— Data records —
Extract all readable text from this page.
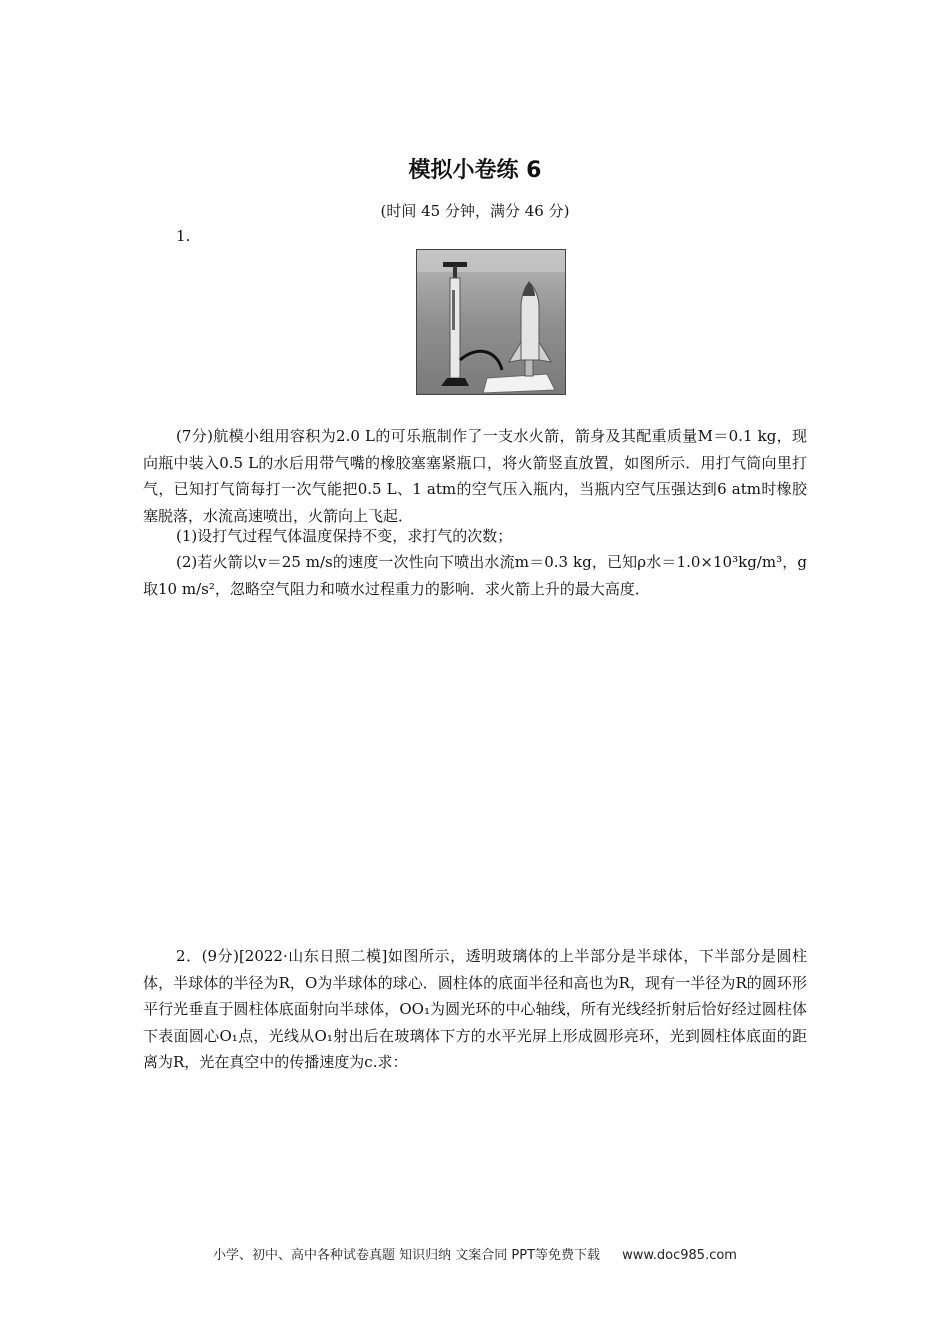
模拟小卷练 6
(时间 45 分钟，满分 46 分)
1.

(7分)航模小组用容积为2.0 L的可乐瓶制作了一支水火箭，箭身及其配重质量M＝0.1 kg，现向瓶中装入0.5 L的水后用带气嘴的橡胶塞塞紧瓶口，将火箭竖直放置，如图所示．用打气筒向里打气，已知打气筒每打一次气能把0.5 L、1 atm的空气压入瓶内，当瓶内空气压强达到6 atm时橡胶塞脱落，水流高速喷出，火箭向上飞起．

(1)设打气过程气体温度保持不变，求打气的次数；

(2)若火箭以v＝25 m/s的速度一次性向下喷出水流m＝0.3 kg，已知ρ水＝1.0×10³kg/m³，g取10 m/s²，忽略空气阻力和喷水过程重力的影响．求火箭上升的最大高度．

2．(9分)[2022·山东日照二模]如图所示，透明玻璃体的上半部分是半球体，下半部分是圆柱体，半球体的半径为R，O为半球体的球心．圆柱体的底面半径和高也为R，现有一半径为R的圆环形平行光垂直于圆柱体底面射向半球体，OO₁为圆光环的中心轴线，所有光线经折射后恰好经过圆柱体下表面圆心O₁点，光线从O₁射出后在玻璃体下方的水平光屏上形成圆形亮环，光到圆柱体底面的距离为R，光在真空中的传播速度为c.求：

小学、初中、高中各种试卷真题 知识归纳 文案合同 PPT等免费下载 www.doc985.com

* * *

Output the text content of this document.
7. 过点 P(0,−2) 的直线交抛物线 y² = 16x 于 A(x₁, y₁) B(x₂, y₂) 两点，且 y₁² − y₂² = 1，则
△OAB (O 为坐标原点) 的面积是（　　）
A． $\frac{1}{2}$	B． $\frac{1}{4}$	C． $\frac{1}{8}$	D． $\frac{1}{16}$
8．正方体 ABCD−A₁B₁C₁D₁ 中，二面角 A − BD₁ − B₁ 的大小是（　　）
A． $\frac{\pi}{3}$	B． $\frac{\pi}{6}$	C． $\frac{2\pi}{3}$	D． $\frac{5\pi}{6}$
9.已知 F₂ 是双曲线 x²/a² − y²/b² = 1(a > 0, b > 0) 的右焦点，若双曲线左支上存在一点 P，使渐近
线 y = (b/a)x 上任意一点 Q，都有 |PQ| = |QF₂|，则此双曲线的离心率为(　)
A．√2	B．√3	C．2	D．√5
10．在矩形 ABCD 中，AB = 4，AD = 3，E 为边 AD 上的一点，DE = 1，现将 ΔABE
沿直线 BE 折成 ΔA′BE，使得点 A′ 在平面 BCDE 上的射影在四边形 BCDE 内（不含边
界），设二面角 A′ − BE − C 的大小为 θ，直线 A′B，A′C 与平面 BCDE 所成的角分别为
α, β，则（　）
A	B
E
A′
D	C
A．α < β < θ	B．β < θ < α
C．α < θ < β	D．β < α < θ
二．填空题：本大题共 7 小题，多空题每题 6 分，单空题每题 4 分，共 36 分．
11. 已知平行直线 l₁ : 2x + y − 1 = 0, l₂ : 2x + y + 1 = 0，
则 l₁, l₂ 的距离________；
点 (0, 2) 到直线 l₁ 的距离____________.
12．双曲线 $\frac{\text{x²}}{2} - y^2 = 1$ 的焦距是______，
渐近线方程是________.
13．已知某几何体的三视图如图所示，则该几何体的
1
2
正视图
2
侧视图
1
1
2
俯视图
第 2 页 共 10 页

— Aim of the task —
Locate the word "text" in the entries, and copy every line where it is found.

— Correct output —
Extract all readable text from this page.
Output the text content of this document.
12．双曲线 $\frac{\text{x²}}{2} - y^2 = 1$ 的焦距是______，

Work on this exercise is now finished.